[Start of ENTRIES SHOWN]

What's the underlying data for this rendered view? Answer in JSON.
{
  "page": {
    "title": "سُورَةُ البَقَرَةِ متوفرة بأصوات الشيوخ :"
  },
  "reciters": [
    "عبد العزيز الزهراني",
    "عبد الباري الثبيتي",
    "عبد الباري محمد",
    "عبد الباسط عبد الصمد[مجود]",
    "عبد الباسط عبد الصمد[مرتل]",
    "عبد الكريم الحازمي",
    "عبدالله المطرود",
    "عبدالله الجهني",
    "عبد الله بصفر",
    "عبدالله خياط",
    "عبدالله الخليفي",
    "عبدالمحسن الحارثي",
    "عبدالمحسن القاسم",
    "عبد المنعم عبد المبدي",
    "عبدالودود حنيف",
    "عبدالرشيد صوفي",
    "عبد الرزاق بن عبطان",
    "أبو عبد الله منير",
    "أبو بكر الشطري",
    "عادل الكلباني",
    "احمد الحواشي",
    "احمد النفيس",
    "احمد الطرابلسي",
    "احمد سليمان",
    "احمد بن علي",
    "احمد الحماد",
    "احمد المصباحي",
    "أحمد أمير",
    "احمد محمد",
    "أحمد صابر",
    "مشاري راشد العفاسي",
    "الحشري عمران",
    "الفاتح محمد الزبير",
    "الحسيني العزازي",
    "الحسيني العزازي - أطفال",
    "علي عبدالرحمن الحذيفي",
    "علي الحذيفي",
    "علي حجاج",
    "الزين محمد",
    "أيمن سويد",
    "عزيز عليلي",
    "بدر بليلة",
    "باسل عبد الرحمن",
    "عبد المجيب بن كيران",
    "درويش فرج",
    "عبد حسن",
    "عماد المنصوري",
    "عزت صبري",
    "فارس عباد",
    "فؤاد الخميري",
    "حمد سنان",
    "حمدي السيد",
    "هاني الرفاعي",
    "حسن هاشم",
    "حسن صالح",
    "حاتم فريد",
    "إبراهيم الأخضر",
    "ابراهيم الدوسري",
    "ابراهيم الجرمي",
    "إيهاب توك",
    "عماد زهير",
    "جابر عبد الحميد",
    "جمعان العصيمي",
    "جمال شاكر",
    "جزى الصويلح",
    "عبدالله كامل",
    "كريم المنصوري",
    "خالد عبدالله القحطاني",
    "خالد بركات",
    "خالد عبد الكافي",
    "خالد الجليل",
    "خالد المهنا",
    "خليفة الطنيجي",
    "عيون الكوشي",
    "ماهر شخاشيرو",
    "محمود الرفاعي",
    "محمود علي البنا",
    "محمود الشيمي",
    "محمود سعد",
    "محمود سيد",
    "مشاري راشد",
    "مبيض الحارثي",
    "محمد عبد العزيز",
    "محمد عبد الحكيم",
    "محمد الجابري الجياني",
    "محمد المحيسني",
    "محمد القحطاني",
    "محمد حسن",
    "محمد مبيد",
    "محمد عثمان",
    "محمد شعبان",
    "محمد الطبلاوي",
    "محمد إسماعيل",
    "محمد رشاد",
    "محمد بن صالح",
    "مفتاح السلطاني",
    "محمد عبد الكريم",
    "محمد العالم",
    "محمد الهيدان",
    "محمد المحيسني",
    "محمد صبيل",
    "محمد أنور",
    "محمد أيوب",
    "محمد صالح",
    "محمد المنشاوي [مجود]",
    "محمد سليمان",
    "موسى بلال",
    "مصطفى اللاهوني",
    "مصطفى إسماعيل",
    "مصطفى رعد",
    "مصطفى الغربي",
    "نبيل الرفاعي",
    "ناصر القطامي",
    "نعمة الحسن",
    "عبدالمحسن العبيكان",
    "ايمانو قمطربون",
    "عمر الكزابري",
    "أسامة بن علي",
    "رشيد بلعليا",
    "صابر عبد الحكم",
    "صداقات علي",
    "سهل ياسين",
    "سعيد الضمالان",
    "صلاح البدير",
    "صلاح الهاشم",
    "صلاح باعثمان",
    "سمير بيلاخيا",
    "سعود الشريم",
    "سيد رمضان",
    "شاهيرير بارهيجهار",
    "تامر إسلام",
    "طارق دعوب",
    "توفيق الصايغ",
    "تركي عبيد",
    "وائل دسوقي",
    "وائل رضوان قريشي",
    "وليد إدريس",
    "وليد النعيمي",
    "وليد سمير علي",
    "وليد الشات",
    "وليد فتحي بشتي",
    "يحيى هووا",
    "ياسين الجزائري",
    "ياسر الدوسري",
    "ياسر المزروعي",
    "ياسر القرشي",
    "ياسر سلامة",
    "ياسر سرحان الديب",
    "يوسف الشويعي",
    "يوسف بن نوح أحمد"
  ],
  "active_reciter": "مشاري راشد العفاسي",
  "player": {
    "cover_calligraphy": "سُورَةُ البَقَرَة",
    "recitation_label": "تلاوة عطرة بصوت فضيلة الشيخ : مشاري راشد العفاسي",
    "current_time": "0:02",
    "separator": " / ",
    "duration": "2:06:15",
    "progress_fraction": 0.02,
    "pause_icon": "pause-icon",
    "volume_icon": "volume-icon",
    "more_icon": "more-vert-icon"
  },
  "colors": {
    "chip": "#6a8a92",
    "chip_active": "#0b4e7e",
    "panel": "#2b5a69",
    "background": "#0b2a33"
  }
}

[End of ENTRIES SHOWN]

> EXERCISE DETAILS
Go through the entries above and pull out each line with "الرفاعي" in it.

> TASK RESPONSE
    "هاني الرفاعي",
    "محمود الرفاعي",
    "نبيل الرفاعي",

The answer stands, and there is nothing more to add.